*Directive*.
Find the string "JSON" and gather every line that holds it.

*Provided data*.

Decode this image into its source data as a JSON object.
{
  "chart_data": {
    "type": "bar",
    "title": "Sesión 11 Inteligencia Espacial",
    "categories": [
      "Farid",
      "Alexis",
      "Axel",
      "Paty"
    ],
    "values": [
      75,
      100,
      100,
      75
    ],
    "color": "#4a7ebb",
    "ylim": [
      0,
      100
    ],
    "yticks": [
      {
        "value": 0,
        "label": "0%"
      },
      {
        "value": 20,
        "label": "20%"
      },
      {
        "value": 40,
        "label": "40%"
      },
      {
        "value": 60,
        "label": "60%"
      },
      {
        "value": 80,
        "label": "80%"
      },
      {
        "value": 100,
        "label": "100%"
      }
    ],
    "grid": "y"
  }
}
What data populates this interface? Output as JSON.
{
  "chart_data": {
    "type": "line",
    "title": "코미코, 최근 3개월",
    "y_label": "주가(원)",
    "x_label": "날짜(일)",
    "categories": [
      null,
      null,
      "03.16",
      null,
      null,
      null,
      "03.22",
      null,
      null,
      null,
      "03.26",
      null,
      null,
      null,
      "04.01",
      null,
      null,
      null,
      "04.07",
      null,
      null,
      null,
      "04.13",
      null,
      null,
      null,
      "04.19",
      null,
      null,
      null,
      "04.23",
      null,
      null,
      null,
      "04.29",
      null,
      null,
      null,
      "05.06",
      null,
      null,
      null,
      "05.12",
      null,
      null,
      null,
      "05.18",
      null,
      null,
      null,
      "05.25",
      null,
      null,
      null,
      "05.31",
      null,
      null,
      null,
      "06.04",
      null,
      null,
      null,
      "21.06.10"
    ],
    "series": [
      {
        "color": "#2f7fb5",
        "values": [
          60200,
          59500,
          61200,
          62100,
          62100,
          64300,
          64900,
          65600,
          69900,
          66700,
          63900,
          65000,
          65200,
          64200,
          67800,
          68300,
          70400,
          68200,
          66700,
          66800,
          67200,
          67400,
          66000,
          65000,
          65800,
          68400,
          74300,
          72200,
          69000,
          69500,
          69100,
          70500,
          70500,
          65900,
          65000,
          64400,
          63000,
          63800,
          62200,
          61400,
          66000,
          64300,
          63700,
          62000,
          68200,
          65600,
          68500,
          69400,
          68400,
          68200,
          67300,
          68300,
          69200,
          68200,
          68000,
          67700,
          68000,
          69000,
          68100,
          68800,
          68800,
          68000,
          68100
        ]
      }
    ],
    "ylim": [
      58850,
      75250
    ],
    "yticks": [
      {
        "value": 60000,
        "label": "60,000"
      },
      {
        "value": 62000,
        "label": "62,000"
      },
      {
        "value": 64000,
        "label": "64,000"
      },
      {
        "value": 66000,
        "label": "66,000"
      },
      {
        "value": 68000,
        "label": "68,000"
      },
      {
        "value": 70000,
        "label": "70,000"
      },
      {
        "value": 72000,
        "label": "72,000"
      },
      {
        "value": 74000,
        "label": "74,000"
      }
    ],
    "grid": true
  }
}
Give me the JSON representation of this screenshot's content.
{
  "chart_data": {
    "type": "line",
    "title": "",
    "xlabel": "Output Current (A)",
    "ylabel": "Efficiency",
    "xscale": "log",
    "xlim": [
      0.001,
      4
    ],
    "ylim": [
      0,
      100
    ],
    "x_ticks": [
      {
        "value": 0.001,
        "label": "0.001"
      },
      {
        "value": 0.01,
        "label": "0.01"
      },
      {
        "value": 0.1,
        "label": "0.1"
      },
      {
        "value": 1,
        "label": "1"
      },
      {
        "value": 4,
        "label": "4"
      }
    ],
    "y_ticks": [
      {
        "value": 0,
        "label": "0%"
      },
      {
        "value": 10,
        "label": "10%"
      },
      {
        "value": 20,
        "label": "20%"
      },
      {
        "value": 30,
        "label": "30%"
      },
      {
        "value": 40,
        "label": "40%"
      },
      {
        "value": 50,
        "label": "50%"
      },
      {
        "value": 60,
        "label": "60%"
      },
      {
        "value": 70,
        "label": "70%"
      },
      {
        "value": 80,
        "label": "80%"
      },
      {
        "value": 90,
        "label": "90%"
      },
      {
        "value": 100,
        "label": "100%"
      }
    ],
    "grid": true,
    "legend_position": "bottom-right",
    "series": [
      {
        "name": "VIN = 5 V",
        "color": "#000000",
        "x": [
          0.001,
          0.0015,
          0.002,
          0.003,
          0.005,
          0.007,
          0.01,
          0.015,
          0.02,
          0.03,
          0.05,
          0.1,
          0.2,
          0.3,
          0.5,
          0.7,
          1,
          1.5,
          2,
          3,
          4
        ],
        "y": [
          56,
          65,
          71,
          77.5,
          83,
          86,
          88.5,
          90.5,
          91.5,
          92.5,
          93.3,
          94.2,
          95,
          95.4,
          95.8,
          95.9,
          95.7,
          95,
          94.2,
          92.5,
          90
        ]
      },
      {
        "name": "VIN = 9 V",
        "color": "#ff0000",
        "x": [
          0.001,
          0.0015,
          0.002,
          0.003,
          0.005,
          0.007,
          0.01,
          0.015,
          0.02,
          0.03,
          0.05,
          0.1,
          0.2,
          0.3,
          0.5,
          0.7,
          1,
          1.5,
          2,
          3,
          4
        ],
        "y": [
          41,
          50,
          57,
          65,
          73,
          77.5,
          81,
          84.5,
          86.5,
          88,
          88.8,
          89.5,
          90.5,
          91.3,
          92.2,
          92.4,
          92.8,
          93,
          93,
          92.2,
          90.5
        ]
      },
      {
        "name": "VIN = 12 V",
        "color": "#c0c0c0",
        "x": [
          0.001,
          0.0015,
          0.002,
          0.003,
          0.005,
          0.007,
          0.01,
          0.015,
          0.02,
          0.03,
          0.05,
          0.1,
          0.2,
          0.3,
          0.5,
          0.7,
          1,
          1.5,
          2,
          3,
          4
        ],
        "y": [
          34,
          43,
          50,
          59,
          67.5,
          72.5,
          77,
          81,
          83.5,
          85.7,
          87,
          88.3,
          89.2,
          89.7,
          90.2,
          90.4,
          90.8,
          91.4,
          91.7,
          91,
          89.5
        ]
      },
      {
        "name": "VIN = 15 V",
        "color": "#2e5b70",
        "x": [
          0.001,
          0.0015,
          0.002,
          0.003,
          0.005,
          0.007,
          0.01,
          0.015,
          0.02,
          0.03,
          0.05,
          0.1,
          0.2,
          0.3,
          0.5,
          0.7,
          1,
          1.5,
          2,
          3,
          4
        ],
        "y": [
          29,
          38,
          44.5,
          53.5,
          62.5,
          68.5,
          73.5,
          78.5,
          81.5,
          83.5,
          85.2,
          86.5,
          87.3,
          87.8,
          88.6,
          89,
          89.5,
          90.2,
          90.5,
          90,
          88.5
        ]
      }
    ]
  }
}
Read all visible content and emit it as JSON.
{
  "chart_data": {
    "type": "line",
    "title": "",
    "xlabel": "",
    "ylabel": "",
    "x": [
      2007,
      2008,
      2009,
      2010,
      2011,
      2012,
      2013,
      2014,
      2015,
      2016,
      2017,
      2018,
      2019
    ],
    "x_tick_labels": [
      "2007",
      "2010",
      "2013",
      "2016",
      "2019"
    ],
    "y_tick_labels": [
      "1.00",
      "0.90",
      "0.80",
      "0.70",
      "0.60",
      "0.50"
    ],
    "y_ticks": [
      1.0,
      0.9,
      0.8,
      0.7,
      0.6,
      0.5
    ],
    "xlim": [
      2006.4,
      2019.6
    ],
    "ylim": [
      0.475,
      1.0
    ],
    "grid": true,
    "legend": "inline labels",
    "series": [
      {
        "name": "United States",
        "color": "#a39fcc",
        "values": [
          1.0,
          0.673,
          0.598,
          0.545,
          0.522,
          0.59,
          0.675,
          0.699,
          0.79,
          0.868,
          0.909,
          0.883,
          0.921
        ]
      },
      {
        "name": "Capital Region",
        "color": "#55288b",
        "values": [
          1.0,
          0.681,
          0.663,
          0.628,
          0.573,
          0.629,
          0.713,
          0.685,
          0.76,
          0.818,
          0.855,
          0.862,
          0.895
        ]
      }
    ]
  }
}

*Reply to the exercise*.
Decode this image into its source data as a JSON object.
What data populates this interface? Output as JSON.
Give me the JSON representation of this screenshot's content.
Read all visible content and emit it as JSON.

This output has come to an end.